■ **EXCERPT TO READ**:
============
There is literally a world of information that is free and available via the internet for purposes of marketing sports. The problem is understanding what it is out there and how it is organized.

Let’s begin with understanding what types of sports exist and what organizations recognize the important sports, so our time can be focused on those sports for which marketing is worth the effort. The Official World Encyclopedia of Sports and Games (1979) and Random House Encyclopedia (1983) include many sports with various categories. There are racquet sports, stick-and-ball sports, and water sports categories, for example. A sport can be classified as being a team sport vs. being an individual sport. There is some ambiguity in separating sports into those two seemingly obvious categories. Tennis is an individual sport in singles but there is a team element in doubles. Swimmers compete individually, but placement points can be added to create team competition. Basketball is clearly a team competition. A more organized taxonomy of sports and rating systems is given in Stefani (1999) leading to a survey of recognized federations (the actual groups that organize and regulate competition) and their official ratings systems in Stefani (2011). For this chapter, the latter two studies of sports and sports rating systems are updated through April 2018, an update from November 2013 upon which the previous edition of this chapter was written.
============
■ **SUPPLIED RECORDS**:
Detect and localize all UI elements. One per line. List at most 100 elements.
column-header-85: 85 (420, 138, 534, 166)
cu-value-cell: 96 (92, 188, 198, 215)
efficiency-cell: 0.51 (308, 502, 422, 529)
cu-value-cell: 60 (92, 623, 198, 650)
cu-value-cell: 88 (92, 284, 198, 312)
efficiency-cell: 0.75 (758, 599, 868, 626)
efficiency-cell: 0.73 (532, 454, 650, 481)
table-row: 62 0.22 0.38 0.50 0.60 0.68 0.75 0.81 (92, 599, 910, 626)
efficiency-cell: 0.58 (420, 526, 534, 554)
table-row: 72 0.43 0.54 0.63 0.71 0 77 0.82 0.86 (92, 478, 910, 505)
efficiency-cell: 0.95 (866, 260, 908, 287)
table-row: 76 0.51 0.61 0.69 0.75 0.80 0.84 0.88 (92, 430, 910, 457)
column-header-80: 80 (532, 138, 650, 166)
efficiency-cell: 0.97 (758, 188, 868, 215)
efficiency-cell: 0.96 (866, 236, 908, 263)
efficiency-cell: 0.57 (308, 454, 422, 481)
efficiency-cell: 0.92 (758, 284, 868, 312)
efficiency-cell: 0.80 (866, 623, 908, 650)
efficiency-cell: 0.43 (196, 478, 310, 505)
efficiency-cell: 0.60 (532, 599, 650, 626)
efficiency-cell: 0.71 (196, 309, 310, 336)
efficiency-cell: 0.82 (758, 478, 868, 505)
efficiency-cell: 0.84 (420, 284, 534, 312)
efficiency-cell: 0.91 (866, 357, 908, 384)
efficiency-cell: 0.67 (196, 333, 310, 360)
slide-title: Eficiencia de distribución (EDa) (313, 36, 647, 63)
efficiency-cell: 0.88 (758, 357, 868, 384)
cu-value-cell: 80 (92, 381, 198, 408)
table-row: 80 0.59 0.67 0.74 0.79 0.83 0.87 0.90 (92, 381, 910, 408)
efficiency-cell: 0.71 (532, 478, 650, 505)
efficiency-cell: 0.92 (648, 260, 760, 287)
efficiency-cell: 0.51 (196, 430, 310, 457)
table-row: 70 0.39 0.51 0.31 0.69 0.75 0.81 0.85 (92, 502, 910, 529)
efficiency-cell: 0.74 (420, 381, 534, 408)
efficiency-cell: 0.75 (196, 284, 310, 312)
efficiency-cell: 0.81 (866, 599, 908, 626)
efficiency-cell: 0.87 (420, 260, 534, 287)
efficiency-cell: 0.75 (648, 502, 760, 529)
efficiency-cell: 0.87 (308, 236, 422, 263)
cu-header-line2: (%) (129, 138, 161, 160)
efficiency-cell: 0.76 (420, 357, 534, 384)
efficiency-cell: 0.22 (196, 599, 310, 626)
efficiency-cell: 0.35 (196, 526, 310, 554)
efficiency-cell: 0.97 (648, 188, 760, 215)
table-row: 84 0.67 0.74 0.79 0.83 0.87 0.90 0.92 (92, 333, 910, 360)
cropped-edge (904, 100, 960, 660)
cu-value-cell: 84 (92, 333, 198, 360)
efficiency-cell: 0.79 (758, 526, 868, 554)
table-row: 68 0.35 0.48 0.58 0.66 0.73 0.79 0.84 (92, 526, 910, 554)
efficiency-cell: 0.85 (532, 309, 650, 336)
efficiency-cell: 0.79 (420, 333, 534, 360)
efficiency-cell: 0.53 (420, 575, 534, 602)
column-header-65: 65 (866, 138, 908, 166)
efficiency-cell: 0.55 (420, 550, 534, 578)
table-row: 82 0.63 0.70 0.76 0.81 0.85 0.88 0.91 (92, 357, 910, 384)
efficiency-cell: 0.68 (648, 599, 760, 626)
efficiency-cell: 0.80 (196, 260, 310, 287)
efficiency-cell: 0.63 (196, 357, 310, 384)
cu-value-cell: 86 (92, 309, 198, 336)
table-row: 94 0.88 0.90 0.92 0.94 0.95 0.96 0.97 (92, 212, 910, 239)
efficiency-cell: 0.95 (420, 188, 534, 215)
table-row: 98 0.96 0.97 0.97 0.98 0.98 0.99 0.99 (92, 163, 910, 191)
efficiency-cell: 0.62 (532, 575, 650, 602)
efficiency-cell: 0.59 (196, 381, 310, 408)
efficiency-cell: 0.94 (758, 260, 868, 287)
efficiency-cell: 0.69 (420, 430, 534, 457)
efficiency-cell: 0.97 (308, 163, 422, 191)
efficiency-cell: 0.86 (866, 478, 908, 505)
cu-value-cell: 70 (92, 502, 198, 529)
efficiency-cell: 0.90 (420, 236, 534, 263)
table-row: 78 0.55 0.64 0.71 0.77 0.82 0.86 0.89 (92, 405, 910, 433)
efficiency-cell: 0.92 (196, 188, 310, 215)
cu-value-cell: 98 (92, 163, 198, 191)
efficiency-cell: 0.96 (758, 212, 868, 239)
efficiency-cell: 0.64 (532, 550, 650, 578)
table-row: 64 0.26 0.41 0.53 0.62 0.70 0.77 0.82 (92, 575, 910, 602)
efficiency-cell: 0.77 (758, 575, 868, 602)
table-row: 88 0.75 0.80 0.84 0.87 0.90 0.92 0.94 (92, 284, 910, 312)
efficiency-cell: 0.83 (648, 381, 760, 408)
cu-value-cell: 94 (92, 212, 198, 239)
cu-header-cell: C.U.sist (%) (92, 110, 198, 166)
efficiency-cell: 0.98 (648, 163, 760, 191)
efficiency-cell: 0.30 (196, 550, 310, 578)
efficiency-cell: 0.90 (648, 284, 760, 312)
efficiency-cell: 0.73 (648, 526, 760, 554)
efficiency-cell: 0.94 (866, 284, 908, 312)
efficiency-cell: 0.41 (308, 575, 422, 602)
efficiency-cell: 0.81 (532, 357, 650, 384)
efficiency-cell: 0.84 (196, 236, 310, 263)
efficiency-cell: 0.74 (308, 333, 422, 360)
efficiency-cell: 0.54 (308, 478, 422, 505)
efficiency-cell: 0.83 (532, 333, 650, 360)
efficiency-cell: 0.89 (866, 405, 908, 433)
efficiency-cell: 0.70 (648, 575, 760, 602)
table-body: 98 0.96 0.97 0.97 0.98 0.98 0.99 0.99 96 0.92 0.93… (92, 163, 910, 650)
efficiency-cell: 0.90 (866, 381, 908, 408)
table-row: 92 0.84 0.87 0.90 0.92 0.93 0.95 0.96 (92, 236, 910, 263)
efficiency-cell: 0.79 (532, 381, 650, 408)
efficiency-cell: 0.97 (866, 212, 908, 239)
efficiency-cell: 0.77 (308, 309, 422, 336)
============
■ **DIRECTIVES**:
1 > Answer each question from the excerpt on classifying sports:
(a) Which two encyclopedias are cited, and in what years?
(b) Which sport is individual in singles but has a team element in doubles?
(c) Through what month and year are the two studies updated, and from what earlier date?
2 > Carry on the excerpt on classifying sports from where it stops.

■ **EXERCISE RESULTS**:
1 >
(a) The Official World Encyclopedia of Sports and Games (1979) and Random House Encyclopedia (1983).
(b) Tennis.
(c) April 2018, updated from November 2013.

2 >
Sports involving physical activity can be separated into the three very simple and mutually exclusive ways competitors can interact. First, a combat sport involves direct contact between competitors (as for boxing, wrestling and judo) in which each competitor tries to control the other. Second, an independent sport does not allow contact at all, or perhaps incidental contact is allowed; but too much contact will result in being disqualified (as for swimming, athletics, and golf). In effect, each competitor tries to control the competitor’s own self for success. Third, in what I call an object sport, contact is indirect in a quest to control an object (as in basketball, football, and tennis). Those three categories are unambiguous and mutually exclusive.